What is expected — Without the pictures, give the entries below again exactly as written.

Provided records —
○ ○ ○ ○ ○
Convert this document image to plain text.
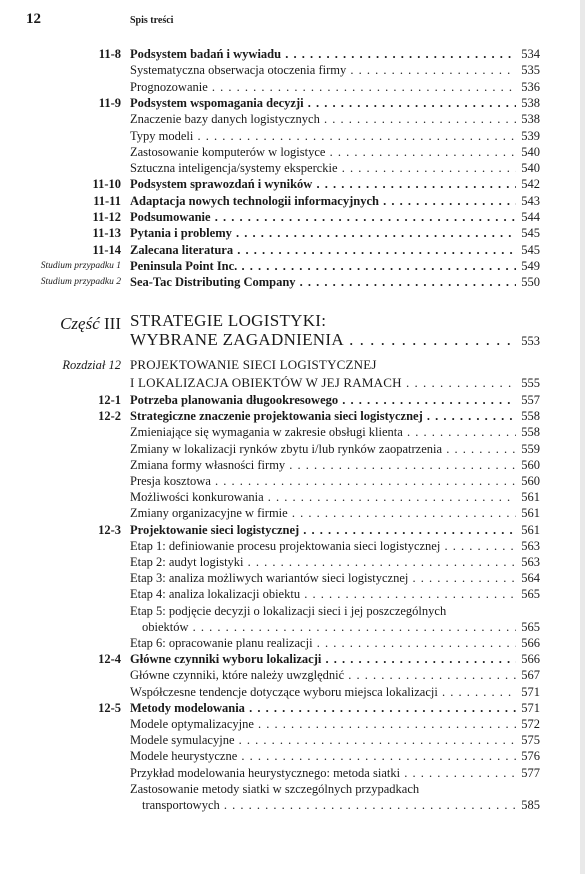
12	Spis treści
11-8 Podsystem badań i wywiadu . . .	534
Systematyczna obserwacja otoczenia firmy . . .	535
Prognozowanie . . .	536
11-9 Podsystem wspomagania decyzji . . .	538
Znaczenie bazy danych logistycznych . . .	538
Typy modeli . . .	539
Zastosowanie komputerów w logistyce . . .	540
Sztuczna inteligencja/systemy eksperckie . . .	540
11-10 Podsystem sprawozdań i wyników . . .	542
11-11 Adaptacja nowych technologii informacyjnych . . .	543
11-12 Podsumowanie . . .	544
11-13 Pytania i problemy . . .	545
11-14 Zalecana literatura . . .	545
Studium przypadku 1 Peninsula Point Inc. . . .	549
Studium przypadku 2 Sea-Tac Distributing Company . . .	550
Część III STRATEGIE LOGISTYKI:
WYBRANE ZAGADNIENIA . . .	553
Rozdział 12 PROJEKTOWANIE SIECI LOGISTYCZNEJ
I LOKALIZACJA OBIEKTÓW W JEJ RAMACH . . .	555
12-1 Potrzeba planowania długookresowego . . .	557
12-2 Strategiczne znaczenie projektowania sieci logistycznej . . .	558
Zmieniające się wymagania w zakresie obsługi klienta . . .	558
Zmiany w lokalizacji rynków zbytu i/lub rynków zaopatrzenia . . .	559
Zmiana formy własności firmy . . .	560
Presja kosztowa . . .	560
Możliwości konkurowania . . .	561
Zmiany organizacyjne w firmie . . .	561
12-3 Projektowanie sieci logistycznej . . .	561
Etap 1: definiowanie procesu projektowania sieci logistycznej . . .	563
Etap 2: audyt logistyki . . .	563
Etap 3: analiza możliwych wariantów sieci logistycznej . . .	564
Etap 4: analiza lokalizacji obiektu . . .	565
Etap 5: podjęcie decyzji o lokalizacji sieci i jej poszczególnych
obiektów . . .	565
Etap 6: opracowanie planu realizacji . . .	566
12-4 Główne czynniki wyboru lokalizacji . . .	566
Główne czynniki, które należy uwzględnić . . .	567
Współczesne tendencje dotyczące wyboru miejsca lokalizacji . . .	571
12-5 Metody modelowania . . .	571
Modele optymalizacyjne . . .	572
Modele symulacyjne . . .	575
Modele heurystyczne . . .	576
Przykład modelowania heurystycznego: metoda siatki . . .	577
Zastosowanie metody siatki w szczególnych przypadkach
transportowych . . .	585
○ ○ ○ ○ ○
The reply —
Convert this document image to plain text.
12	Spis treści
11-8 Podsystem badań i wywiadu . . .	534
Systematyczna obserwacja otoczenia firmy . . .	535
Prognozowanie . . .	536
11-9 Podsystem wspomagania decyzji . . .	538
Znaczenie bazy danych logistycznych . . .	538
Typy modeli . . .	539
Zastosowanie komputerów w logistyce . . .	540
Sztuczna inteligencja/systemy eksperckie . . .	540
11-10 Podsystem sprawozdań i wyników . . .	542
11-11 Adaptacja nowych technologii informacyjnych . . .	543
11-12 Podsumowanie . . .	544
11-13 Pytania i problemy . . .	545
11-14 Zalecana literatura . . .	545
Studium przypadku 1 Peninsula Point Inc. . . .	549
Studium przypadku 2 Sea-Tac Distributing Company . . .	550
Część III STRATEGIE LOGISTYKI:
WYBRANE ZAGADNIENIA . . .	553
Rozdział 12 PROJEKTOWANIE SIECI LOGISTYCZNEJ
I LOKALIZACJA OBIEKTÓW W JEJ RAMACH . . .	555
12-1 Potrzeba planowania długookresowego . . .	557
12-2 Strategiczne znaczenie projektowania sieci logistycznej . . .	558
Zmieniające się wymagania w zakresie obsługi klienta . . .	558
Zmiany w lokalizacji rynków zbytu i/lub rynków zaopatrzenia . . .	559
Zmiana formy własności firmy . . .	560
Presja kosztowa . . .	560
Możliwości konkurowania . . .	561
Zmiany organizacyjne w firmie . . .	561
12-3 Projektowanie sieci logistycznej . . .	561
Etap 1: definiowanie procesu projektowania sieci logistycznej . . .	563
Etap 2: audyt logistyki . . .	563
Etap 3: analiza możliwych wariantów sieci logistycznej . . .	564
Etap 4: analiza lokalizacji obiektu . . .	565
Etap 5: podjęcie decyzji o lokalizacji sieci i jej poszczególnych
obiektów . . .	565
Etap 6: opracowanie planu realizacji . . .	566
12-4 Główne czynniki wyboru lokalizacji . . .	566
Główne czynniki, które należy uwzględnić . . .	567
Współczesne tendencje dotyczące wyboru miejsca lokalizacji . . .	571
12-5 Metody modelowania . . .	571
Modele optymalizacyjne . . .	572
Modele symulacyjne . . .	575
Modele heurystyczne . . .	576
Przykład modelowania heurystycznego: metoda siatki . . .	577
Zastosowanie metody siatki w szczególnych przypadkach
transportowych . . .	585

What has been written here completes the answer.